● Problem details
Gather all lines with the word "structured" in them.

Begin Listing

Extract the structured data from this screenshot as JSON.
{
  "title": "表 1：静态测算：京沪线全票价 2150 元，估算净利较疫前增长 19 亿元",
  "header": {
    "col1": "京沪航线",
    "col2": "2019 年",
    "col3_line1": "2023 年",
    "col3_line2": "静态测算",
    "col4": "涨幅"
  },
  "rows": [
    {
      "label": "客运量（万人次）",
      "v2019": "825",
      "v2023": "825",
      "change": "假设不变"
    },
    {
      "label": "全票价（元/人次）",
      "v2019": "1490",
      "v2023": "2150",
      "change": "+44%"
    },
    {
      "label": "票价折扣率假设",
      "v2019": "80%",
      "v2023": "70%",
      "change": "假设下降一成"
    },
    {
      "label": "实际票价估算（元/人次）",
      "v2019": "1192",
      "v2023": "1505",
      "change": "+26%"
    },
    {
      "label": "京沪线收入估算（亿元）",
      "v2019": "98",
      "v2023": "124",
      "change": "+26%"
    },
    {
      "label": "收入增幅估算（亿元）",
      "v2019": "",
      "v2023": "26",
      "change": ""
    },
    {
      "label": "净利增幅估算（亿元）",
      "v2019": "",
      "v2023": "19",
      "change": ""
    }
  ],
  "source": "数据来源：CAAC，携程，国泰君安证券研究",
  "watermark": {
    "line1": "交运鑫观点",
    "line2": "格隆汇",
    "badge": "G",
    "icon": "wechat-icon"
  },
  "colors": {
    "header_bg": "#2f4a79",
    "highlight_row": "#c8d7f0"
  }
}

End Listing
Begin Listing

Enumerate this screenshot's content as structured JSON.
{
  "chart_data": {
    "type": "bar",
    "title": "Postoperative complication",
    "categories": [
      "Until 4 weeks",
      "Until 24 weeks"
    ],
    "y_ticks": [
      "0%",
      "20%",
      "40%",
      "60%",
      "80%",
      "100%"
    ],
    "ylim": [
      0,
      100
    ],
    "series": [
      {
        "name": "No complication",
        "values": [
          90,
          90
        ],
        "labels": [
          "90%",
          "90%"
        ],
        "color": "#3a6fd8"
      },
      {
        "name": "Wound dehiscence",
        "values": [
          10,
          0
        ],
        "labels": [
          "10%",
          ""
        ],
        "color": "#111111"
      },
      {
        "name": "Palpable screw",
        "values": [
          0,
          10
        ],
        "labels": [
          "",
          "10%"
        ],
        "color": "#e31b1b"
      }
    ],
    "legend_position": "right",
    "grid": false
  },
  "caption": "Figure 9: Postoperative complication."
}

End Listing

● Answer in full
Extract the structured data from this screenshot as JSON.
Enumerate this screenshot's content as structured JSON.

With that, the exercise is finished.